Return every line of the material exactly.

● ● ●

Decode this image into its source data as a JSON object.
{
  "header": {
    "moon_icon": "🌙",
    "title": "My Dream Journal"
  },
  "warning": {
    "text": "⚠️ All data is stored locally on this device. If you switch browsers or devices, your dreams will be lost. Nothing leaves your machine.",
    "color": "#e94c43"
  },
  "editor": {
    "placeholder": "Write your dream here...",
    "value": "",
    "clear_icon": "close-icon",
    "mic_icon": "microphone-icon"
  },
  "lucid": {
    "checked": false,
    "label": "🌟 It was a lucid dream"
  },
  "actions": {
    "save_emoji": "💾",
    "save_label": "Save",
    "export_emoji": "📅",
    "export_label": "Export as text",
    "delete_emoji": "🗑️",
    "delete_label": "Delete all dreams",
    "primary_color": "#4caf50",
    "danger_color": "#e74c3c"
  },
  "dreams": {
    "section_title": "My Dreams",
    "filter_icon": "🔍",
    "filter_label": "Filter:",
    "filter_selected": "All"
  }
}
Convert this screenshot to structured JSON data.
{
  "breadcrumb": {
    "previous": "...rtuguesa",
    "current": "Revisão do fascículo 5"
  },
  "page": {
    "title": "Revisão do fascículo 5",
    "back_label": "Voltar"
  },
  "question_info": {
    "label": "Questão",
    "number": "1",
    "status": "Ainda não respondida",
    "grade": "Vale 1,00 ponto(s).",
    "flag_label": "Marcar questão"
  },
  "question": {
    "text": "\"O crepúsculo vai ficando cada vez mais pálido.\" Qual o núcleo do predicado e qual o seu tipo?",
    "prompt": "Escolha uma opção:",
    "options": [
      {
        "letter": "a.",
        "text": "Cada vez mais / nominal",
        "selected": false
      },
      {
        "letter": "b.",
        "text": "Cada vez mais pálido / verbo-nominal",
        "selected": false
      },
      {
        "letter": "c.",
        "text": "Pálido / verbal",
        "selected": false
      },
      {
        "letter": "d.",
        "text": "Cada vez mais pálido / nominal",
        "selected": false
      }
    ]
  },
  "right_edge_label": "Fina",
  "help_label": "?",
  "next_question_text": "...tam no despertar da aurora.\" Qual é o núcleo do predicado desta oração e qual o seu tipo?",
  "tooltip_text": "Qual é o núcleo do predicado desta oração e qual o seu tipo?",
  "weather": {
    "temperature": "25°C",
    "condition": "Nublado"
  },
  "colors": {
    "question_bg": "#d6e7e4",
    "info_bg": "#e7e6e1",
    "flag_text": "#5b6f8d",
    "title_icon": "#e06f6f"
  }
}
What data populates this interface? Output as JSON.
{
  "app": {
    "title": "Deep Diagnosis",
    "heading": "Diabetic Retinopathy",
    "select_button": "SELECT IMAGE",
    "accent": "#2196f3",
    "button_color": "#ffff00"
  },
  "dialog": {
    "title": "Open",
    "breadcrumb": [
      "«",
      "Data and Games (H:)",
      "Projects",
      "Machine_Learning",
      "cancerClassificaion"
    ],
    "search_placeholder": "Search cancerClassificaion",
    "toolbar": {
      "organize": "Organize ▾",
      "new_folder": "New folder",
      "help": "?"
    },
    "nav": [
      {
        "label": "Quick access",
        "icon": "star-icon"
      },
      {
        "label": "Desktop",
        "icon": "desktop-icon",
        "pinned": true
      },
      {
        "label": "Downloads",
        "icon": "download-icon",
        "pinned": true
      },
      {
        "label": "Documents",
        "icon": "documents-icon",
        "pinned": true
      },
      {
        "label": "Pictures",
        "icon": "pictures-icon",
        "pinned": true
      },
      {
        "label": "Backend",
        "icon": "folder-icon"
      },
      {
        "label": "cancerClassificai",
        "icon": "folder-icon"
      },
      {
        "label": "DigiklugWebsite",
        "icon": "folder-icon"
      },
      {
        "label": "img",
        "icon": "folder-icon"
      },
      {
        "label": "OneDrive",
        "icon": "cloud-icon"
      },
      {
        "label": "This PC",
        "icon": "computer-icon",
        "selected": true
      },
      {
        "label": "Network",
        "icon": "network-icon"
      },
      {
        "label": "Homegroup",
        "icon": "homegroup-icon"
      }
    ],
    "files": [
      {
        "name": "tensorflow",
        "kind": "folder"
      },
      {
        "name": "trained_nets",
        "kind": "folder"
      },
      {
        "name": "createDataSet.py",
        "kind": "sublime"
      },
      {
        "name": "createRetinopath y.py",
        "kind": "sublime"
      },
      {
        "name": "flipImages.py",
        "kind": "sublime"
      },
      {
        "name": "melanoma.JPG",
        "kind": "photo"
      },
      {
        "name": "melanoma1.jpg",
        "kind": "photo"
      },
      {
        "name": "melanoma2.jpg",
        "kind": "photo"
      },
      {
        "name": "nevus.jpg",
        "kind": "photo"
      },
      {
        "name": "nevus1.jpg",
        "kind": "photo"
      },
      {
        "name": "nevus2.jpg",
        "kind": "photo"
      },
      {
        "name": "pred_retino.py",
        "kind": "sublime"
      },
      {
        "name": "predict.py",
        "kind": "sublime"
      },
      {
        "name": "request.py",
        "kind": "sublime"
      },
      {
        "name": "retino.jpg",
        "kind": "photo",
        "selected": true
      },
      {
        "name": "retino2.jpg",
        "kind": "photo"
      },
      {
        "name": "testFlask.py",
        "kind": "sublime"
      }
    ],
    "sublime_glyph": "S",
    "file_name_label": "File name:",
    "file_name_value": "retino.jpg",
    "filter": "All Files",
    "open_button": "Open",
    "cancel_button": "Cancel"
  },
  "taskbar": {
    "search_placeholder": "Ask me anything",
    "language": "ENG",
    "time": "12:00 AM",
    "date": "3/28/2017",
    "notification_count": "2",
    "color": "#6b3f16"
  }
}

● ● ●

◆ **Complete response**:
Decode this image into its source data as a JSON object.
{
  "header": {
    "moon_icon": "🌙",
    "title": "My Dream Journal"
  },
  "warning": {
    "text": "⚠️ All data is stored locally on this device. If you switch browsers or devices, your dreams will be lost. Nothing leaves your machine.",
    "color": "#e94c43"
  },
  "editor": {
    "placeholder": "Write your dream here...",
    "value": "",
    "clear_icon": "close-icon",
    "mic_icon": "microphone-icon"
  },
  "lucid": {
    "checked": false,
    "label": "🌟 It was a lucid dream"
  },
  "actions": {
    "save_emoji": "💾",
    "save_label": "Save",
    "export_emoji": "📅",
    "export_label": "Export as text",
    "delete_emoji": "🗑️",
    "delete_label": "Delete all dreams",
    "primary_color": "#4caf50",
    "danger_color": "#e74c3c"
  },
  "dreams": {
    "section_title": "My Dreams",
    "filter_icon": "🔍",
    "filter_label": "Filter:",
    "filter_selected": "All"
  }
}
Convert this screenshot to structured JSON data.
{
  "breadcrumb": {
    "previous": "...rtuguesa",
    "current": "Revisão do fascículo 5"
  },
  "page": {
    "title": "Revisão do fascículo 5",
    "back_label": "Voltar"
  },
  "question_info": {
    "label": "Questão",
    "number": "1",
    "status": "Ainda não respondida",
    "grade": "Vale 1,00 ponto(s).",
    "flag_label": "Marcar questão"
  },
  "question": {
    "text": "\"O crepúsculo vai ficando cada vez mais pálido.\" Qual o núcleo do predicado e qual o seu tipo?",
    "prompt": "Escolha uma opção:",
    "options": [
      {
        "letter": "a.",
        "text": "Cada vez mais / nominal",
        "selected": false
      },
      {
        "letter": "b.",
        "text": "Cada vez mais pálido / verbo-nominal",
        "selected": false
      },
      {
        "letter": "c.",
        "text": "Pálido / verbal",
        "selected": false
      },
      {
        "letter": "d.",
        "text": "Cada vez mais pálido / nominal",
        "selected": false
      }
    ]
  },
  "right_edge_label": "Fina",
  "help_label": "?",
  "next_question_text": "...tam no despertar da aurora.\" Qual é o núcleo do predicado desta oração e qual o seu tipo?",
  "tooltip_text": "Qual é o núcleo do predicado desta oração e qual o seu tipo?",
  "weather": {
    "temperature": "25°C",
    "condition": "Nublado"
  },
  "colors": {
    "question_bg": "#d6e7e4",
    "info_bg": "#e7e6e1",
    "flag_text": "#5b6f8d",
    "title_icon": "#e06f6f"
  }
}
What data populates this interface? Output as JSON.
{
  "app": {
    "title": "Deep Diagnosis",
    "heading": "Diabetic Retinopathy",
    "select_button": "SELECT IMAGE",
    "accent": "#2196f3",
    "button_color": "#ffff00"
  },
  "dialog": {
    "title": "Open",
    "breadcrumb": [
      "«",
      "Data and Games (H:)",
      "Projects",
      "Machine_Learning",
      "cancerClassificaion"
    ],
    "search_placeholder": "Search cancerClassificaion",
    "toolbar": {
      "organize": "Organize ▾",
      "new_folder": "New folder",
      "help": "?"
    },
    "nav": [
      {
        "label": "Quick access",
        "icon": "star-icon"
      },
      {
        "label": "Desktop",
        "icon": "desktop-icon",
        "pinned": true
      },
      {
        "label": "Downloads",
        "icon": "download-icon",
        "pinned": true
      },
      {
        "label": "Documents",
        "icon": "documents-icon",
        "pinned": true
      },
      {
        "label": "Pictures",
        "icon": "pictures-icon",
        "pinned": true
      },
      {
        "label": "Backend",
        "icon": "folder-icon"
      },
      {
        "label": "cancerClassificai",
        "icon": "folder-icon"
      },
      {
        "label": "DigiklugWebsite",
        "icon": "folder-icon"
      },
      {
        "label": "img",
        "icon": "folder-icon"
      },
      {
        "label": "OneDrive",
        "icon": "cloud-icon"
      },
      {
        "label": "This PC",
        "icon": "computer-icon",
        "selected": true
      },
      {
        "label": "Network",
        "icon": "network-icon"
      },
      {
        "label": "Homegroup",
        "icon": "homegroup-icon"
      }
    ],
    "files": [
      {
        "name": "tensorflow",
        "kind": "folder"
      },
      {
        "name": "trained_nets",
        "kind": "folder"
      },
      {
        "name": "createDataSet.py",
        "kind": "sublime"
      },
      {
        "name": "createRetinopath y.py",
        "kind": "sublime"
      },
      {
        "name": "flipImages.py",
        "kind": "sublime"
      },
      {
        "name": "melanoma.JPG",
        "kind": "photo"
      },
      {
        "name": "melanoma1.jpg",
        "kind": "photo"
      },
      {
        "name": "melanoma2.jpg",
        "kind": "photo"
      },
      {
        "name": "nevus.jpg",
        "kind": "photo"
      },
      {
        "name": "nevus1.jpg",
        "kind": "photo"
      },
      {
        "name": "nevus2.jpg",
        "kind": "photo"
      },
      {
        "name": "pred_retino.py",
        "kind": "sublime"
      },
      {
        "name": "predict.py",
        "kind": "sublime"
      },
      {
        "name": "request.py",
        "kind": "sublime"
      },
      {
        "name": "retino.jpg",
        "kind": "photo",
        "selected": true
      },
      {
        "name": "retino2.jpg",
        "kind": "photo"
      },
      {
        "name": "testFlask.py",
        "kind": "sublime"
      }
    ],
    "sublime_glyph": "S",
    "file_name_label": "File name:",
    "file_name_value": "retino.jpg",
    "filter": "All Files",
    "open_button": "Open",
    "cancel_button": "Cancel"
  },
  "taskbar": {
    "search_placeholder": "Ask me anything",
    "language": "ENG",
    "time": "12:00 AM",
    "date": "3/28/2017",
    "notification_count": "2",
    "color": "#6b3f16"
  }
}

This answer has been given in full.